WHAT YOU SHOULD DO: Please find all lines in the data that hold the string "smoothed" and copy them.

══ MATERIAL FOR THE TASK

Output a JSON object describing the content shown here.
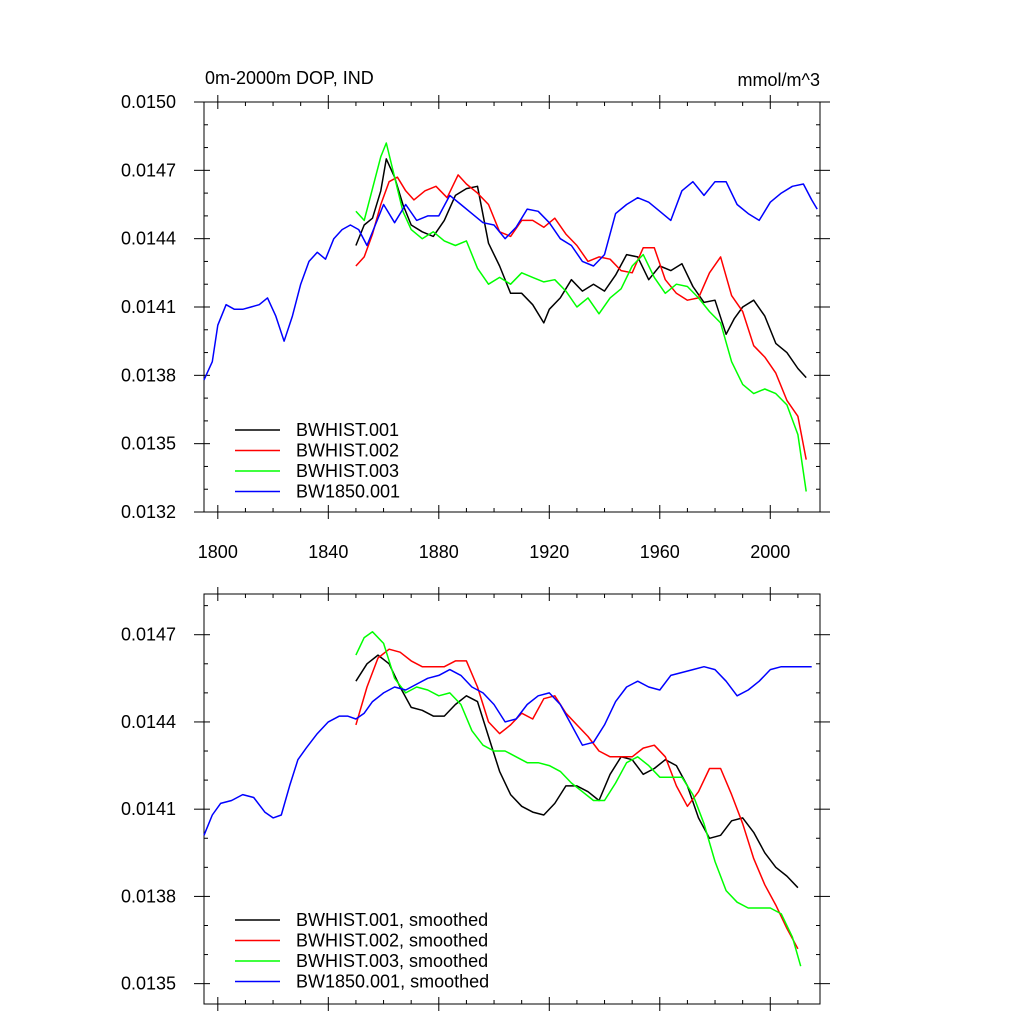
{
  "chart_data": [
    {
      "type": "line",
      "title": "0m-2000m DOP, IND",
      "units": "mmol/m^3",
      "xlabel": "",
      "ylabel": "",
      "xlim": [
        1795,
        2018
      ],
      "ylim": [
        0.0132,
        0.015
      ],
      "xticks": [
        1800,
        1840,
        1880,
        1920,
        1960,
        2000
      ],
      "xtick_labels": [
        "1800",
        "1840",
        "1880",
        "1920",
        "1960",
        "2000"
      ],
      "yticks": [
        0.0132,
        0.0135,
        0.0138,
        0.0141,
        0.0144,
        0.0147,
        0.015
      ],
      "ytick_labels": [
        "0.0132",
        "0.0135",
        "0.0138",
        "0.0141",
        "0.0144",
        "0.0147",
        "0.0150"
      ],
      "legend_position": "bottom-left",
      "series": [
        {
          "name": "BWHIST.001",
          "color": "#000000",
          "x": [
            1850,
            1853,
            1856,
            1859,
            1861,
            1864,
            1867,
            1870,
            1874,
            1878,
            1882,
            1886,
            1890,
            1894,
            1898,
            1902,
            1906,
            1910,
            1914,
            1918,
            1920,
            1924,
            1928,
            1932,
            1936,
            1940,
            1944,
            1948,
            1952,
            1956,
            1960,
            1964,
            1968,
            1972,
            1976,
            1980,
            1984,
            1987,
            1990,
            1994,
            1998,
            2002,
            2006,
            2010,
            2013
          ],
          "values": [
            0.01437,
            0.01446,
            0.01449,
            0.01461,
            0.01475,
            0.01467,
            0.01455,
            0.01446,
            0.01443,
            0.01441,
            0.01448,
            0.01459,
            0.01462,
            0.01463,
            0.01438,
            0.01428,
            0.01416,
            0.01416,
            0.01411,
            0.01403,
            0.01409,
            0.01414,
            0.01422,
            0.01417,
            0.0142,
            0.01417,
            0.01424,
            0.01433,
            0.01432,
            0.01422,
            0.01428,
            0.01426,
            0.01429,
            0.01419,
            0.01412,
            0.01413,
            0.01398,
            0.01405,
            0.0141,
            0.01413,
            0.01406,
            0.01394,
            0.0139,
            0.01383,
            0.01379
          ]
        },
        {
          "name": "BWHIST.002",
          "color": "#ff0000",
          "x": [
            1850,
            1853,
            1856,
            1859,
            1862,
            1865,
            1868,
            1871,
            1875,
            1879,
            1883,
            1887,
            1890,
            1894,
            1898,
            1902,
            1906,
            1910,
            1914,
            1918,
            1922,
            1926,
            1930,
            1934,
            1938,
            1942,
            1946,
            1950,
            1954,
            1958,
            1962,
            1966,
            1970,
            1974,
            1978,
            1982,
            1986,
            1990,
            1994,
            1998,
            2002,
            2006,
            2010,
            2013
          ],
          "values": [
            0.01428,
            0.01432,
            0.01442,
            0.01455,
            0.01465,
            0.01467,
            0.01461,
            0.01457,
            0.01461,
            0.01463,
            0.01458,
            0.01468,
            0.01464,
            0.0146,
            0.01455,
            0.01443,
            0.01441,
            0.01448,
            0.01448,
            0.01445,
            0.01449,
            0.01442,
            0.01437,
            0.0143,
            0.01432,
            0.01431,
            0.01426,
            0.01425,
            0.01436,
            0.01436,
            0.01422,
            0.01416,
            0.01413,
            0.01414,
            0.01425,
            0.01432,
            0.01415,
            0.01408,
            0.01393,
            0.01388,
            0.01381,
            0.01369,
            0.01362,
            0.01343
          ]
        },
        {
          "name": "BWHIST.003",
          "color": "#00ff00",
          "x": [
            1850,
            1853,
            1856,
            1859,
            1861,
            1864,
            1867,
            1870,
            1874,
            1878,
            1882,
            1886,
            1890,
            1894,
            1898,
            1902,
            1906,
            1910,
            1914,
            1918,
            1922,
            1926,
            1930,
            1934,
            1938,
            1942,
            1946,
            1950,
            1954,
            1958,
            1962,
            1966,
            1970,
            1974,
            1978,
            1982,
            1986,
            1990,
            1994,
            1998,
            2002,
            2006,
            2010,
            2013
          ],
          "values": [
            0.01452,
            0.01448,
            0.01462,
            0.01476,
            0.01482,
            0.01467,
            0.01452,
            0.01444,
            0.0144,
            0.01443,
            0.01439,
            0.01437,
            0.01439,
            0.01427,
            0.0142,
            0.01423,
            0.0142,
            0.01425,
            0.01423,
            0.01421,
            0.01422,
            0.01417,
            0.0141,
            0.01414,
            0.01407,
            0.01414,
            0.01418,
            0.01428,
            0.01433,
            0.01423,
            0.01416,
            0.0142,
            0.01419,
            0.01414,
            0.01408,
            0.01403,
            0.01386,
            0.01376,
            0.01372,
            0.01374,
            0.01372,
            0.01367,
            0.01354,
            0.01329
          ]
        },
        {
          "name": "BW1850.001",
          "color": "#0000ff",
          "x": [
            1795,
            1798,
            1800,
            1803,
            1806,
            1809,
            1812,
            1815,
            1818,
            1821,
            1824,
            1827,
            1830,
            1833,
            1836,
            1839,
            1842,
            1845,
            1848,
            1851,
            1854,
            1857,
            1860,
            1864,
            1868,
            1872,
            1876,
            1880,
            1884,
            1888,
            1892,
            1896,
            1900,
            1904,
            1908,
            1912,
            1916,
            1920,
            1924,
            1928,
            1932,
            1936,
            1940,
            1944,
            1948,
            1952,
            1956,
            1960,
            1964,
            1968,
            1972,
            1976,
            1980,
            1984,
            1988,
            1992,
            1996,
            2000,
            2004,
            2008,
            2012,
            2015,
            2017
          ],
          "values": [
            0.01378,
            0.01386,
            0.01402,
            0.01411,
            0.01409,
            0.01409,
            0.0141,
            0.01411,
            0.01414,
            0.01406,
            0.01395,
            0.01406,
            0.0142,
            0.0143,
            0.01434,
            0.01431,
            0.0144,
            0.01444,
            0.01446,
            0.01444,
            0.01437,
            0.01446,
            0.01455,
            0.01447,
            0.01455,
            0.01448,
            0.0145,
            0.0145,
            0.01459,
            0.01455,
            0.01451,
            0.01447,
            0.01446,
            0.0144,
            0.01445,
            0.01453,
            0.01452,
            0.01447,
            0.0144,
            0.01437,
            0.0143,
            0.01428,
            0.01433,
            0.01451,
            0.01455,
            0.01458,
            0.01456,
            0.01452,
            0.01448,
            0.01461,
            0.01465,
            0.01459,
            0.01465,
            0.01465,
            0.01455,
            0.01451,
            0.01448,
            0.01456,
            0.0146,
            0.01463,
            0.01464,
            0.01457,
            0.01453
          ]
        }
      ]
    },
    {
      "type": "line",
      "title": "",
      "xlabel": "",
      "ylabel": "",
      "xlim": [
        1795,
        2018
      ],
      "ylim": [
        0.01343,
        0.01484
      ],
      "xticks": [
        1800,
        1840,
        1880,
        1920,
        1960,
        2000
      ],
      "yticks": [
        0.0135,
        0.0138,
        0.0141,
        0.0144,
        0.0147
      ],
      "ytick_labels": [
        "0.0135",
        "0.0138",
        "0.0141",
        "0.0144",
        "0.0147"
      ],
      "legend_position": "bottom-left",
      "series": [
        {
          "name": "BWHIST.001, smoothed",
          "color": "#000000",
          "x": [
            1850,
            1854,
            1858,
            1862,
            1866,
            1870,
            1874,
            1878,
            1882,
            1886,
            1890,
            1894,
            1898,
            1902,
            1906,
            1910,
            1914,
            1918,
            1922,
            1926,
            1930,
            1934,
            1938,
            1942,
            1946,
            1950,
            1954,
            1958,
            1962,
            1966,
            1970,
            1974,
            1978,
            1982,
            1986,
            1990,
            1994,
            1998,
            2002,
            2006,
            2010
          ],
          "values": [
            0.01454,
            0.0146,
            0.01463,
            0.0146,
            0.01452,
            0.01445,
            0.01444,
            0.01442,
            0.01442,
            0.01446,
            0.01449,
            0.01447,
            0.01435,
            0.01423,
            0.01415,
            0.01411,
            0.01409,
            0.01408,
            0.01412,
            0.01418,
            0.01418,
            0.01416,
            0.01413,
            0.01422,
            0.01428,
            0.01427,
            0.01422,
            0.01424,
            0.01427,
            0.01425,
            0.01418,
            0.01407,
            0.014,
            0.01401,
            0.01406,
            0.01407,
            0.01402,
            0.01395,
            0.0139,
            0.01387,
            0.01383
          ]
        },
        {
          "name": "BWHIST.002, smoothed",
          "color": "#ff0000",
          "x": [
            1850,
            1854,
            1858,
            1862,
            1866,
            1870,
            1874,
            1878,
            1882,
            1886,
            1890,
            1894,
            1898,
            1902,
            1906,
            1910,
            1914,
            1918,
            1922,
            1926,
            1930,
            1934,
            1938,
            1942,
            1946,
            1950,
            1954,
            1958,
            1962,
            1966,
            1970,
            1974,
            1978,
            1982,
            1986,
            1990,
            1994,
            1998,
            2002,
            2006,
            2010
          ],
          "values": [
            0.01439,
            0.01452,
            0.01462,
            0.01465,
            0.01464,
            0.01461,
            0.01459,
            0.01459,
            0.01459,
            0.01461,
            0.01461,
            0.01452,
            0.0144,
            0.01436,
            0.01439,
            0.01443,
            0.01441,
            0.01448,
            0.01449,
            0.01443,
            0.01439,
            0.01435,
            0.0143,
            0.01428,
            0.01428,
            0.01428,
            0.01431,
            0.01432,
            0.01428,
            0.01418,
            0.01411,
            0.01416,
            0.01424,
            0.01424,
            0.01415,
            0.01405,
            0.01393,
            0.01384,
            0.01377,
            0.01369,
            0.01362
          ]
        },
        {
          "name": "BWHIST.003, smoothed",
          "color": "#00ff00",
          "x": [
            1850,
            1853,
            1856,
            1860,
            1864,
            1868,
            1872,
            1876,
            1880,
            1884,
            1888,
            1892,
            1896,
            1900,
            1904,
            1908,
            1912,
            1916,
            1920,
            1924,
            1928,
            1932,
            1936,
            1940,
            1944,
            1948,
            1952,
            1956,
            1960,
            1964,
            1968,
            1972,
            1976,
            1980,
            1984,
            1988,
            1992,
            1996,
            2000,
            2004,
            2008,
            2011
          ],
          "values": [
            0.01463,
            0.01469,
            0.01471,
            0.01467,
            0.01455,
            0.0145,
            0.01452,
            0.01451,
            0.01449,
            0.0145,
            0.01446,
            0.01437,
            0.01432,
            0.0143,
            0.0143,
            0.01428,
            0.01426,
            0.01426,
            0.01425,
            0.01423,
            0.01419,
            0.01416,
            0.01413,
            0.01413,
            0.01419,
            0.01426,
            0.01428,
            0.01425,
            0.01421,
            0.01421,
            0.01421,
            0.01415,
            0.01405,
            0.01392,
            0.01382,
            0.01378,
            0.01376,
            0.01376,
            0.01376,
            0.01374,
            0.01366,
            0.01356
          ]
        },
        {
          "name": "BW1850.001, smoothed",
          "color": "#0000ff",
          "x": [
            1795,
            1798,
            1801,
            1805,
            1809,
            1813,
            1817,
            1820,
            1823,
            1826,
            1829,
            1832,
            1836,
            1840,
            1844,
            1847,
            1850,
            1853,
            1856,
            1860,
            1864,
            1868,
            1872,
            1876,
            1880,
            1884,
            1888,
            1892,
            1896,
            1900,
            1904,
            1908,
            1912,
            1916,
            1920,
            1924,
            1928,
            1932,
            1936,
            1940,
            1944,
            1948,
            1952,
            1956,
            1960,
            1964,
            1968,
            1972,
            1976,
            1980,
            1984,
            1988,
            1992,
            1996,
            2000,
            2004,
            2008,
            2012,
            2015
          ],
          "values": [
            0.01401,
            0.01408,
            0.01412,
            0.01413,
            0.01415,
            0.01414,
            0.01409,
            0.01407,
            0.01408,
            0.01418,
            0.01427,
            0.01431,
            0.01436,
            0.0144,
            0.01442,
            0.01442,
            0.01441,
            0.01443,
            0.01447,
            0.0145,
            0.01452,
            0.01451,
            0.01453,
            0.01455,
            0.01456,
            0.01458,
            0.01456,
            0.01452,
            0.0145,
            0.01446,
            0.0144,
            0.01441,
            0.01446,
            0.01449,
            0.0145,
            0.01446,
            0.01439,
            0.01432,
            0.01433,
            0.01439,
            0.01447,
            0.01452,
            0.01454,
            0.01452,
            0.01451,
            0.01456,
            0.01457,
            0.01458,
            0.01459,
            0.01458,
            0.01454,
            0.01449,
            0.01451,
            0.01454,
            0.01458,
            0.01459,
            0.01459,
            0.01459,
            0.01459
          ]
        }
      ]
    }
  ]
}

════

FINAL RESULT:
          "name": "BWHIST.001, smoothed",
          "name": "BWHIST.002, smoothed",
          "name": "BWHIST.003, smoothed",
          "name": "BW1850.001, smoothed",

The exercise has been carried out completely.